### TO DO
Using the entries that follow, collect the lines where the word "Handgun" appears.

Dataset records
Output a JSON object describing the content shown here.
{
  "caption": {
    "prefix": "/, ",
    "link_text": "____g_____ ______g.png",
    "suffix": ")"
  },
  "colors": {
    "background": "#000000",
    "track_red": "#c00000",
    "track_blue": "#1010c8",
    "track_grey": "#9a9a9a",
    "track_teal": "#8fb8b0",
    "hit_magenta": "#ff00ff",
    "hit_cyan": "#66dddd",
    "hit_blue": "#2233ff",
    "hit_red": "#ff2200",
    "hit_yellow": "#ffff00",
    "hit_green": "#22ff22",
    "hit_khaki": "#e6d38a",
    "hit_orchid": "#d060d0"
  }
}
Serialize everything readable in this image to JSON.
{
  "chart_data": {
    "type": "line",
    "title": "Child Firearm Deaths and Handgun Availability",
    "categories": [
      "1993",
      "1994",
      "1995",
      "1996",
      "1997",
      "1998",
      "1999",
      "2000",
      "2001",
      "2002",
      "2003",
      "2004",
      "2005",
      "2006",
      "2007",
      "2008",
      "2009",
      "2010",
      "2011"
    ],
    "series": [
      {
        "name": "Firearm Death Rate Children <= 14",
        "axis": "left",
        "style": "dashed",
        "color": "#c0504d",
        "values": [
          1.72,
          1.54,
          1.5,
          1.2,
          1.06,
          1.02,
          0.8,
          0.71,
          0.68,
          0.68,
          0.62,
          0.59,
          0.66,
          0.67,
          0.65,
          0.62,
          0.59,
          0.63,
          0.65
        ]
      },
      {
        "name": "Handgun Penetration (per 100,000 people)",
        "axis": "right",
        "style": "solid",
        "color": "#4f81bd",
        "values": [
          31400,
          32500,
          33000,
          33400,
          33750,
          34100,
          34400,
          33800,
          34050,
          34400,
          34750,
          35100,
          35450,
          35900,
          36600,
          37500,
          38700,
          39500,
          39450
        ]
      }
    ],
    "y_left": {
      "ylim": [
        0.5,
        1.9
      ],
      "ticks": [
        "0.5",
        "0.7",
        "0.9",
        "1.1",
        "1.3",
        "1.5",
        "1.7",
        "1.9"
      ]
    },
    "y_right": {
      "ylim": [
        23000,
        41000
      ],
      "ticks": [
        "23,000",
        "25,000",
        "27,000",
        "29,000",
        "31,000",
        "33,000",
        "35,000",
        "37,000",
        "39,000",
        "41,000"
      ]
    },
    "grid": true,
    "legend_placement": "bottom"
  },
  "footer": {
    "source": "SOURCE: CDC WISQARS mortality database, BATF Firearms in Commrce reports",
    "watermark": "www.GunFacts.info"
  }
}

### WRITTEN RESPONSE
    "title": "Child Firearm Deaths and Handgun Availability",
        "name": "Handgun Penetration (per 100,000 people)",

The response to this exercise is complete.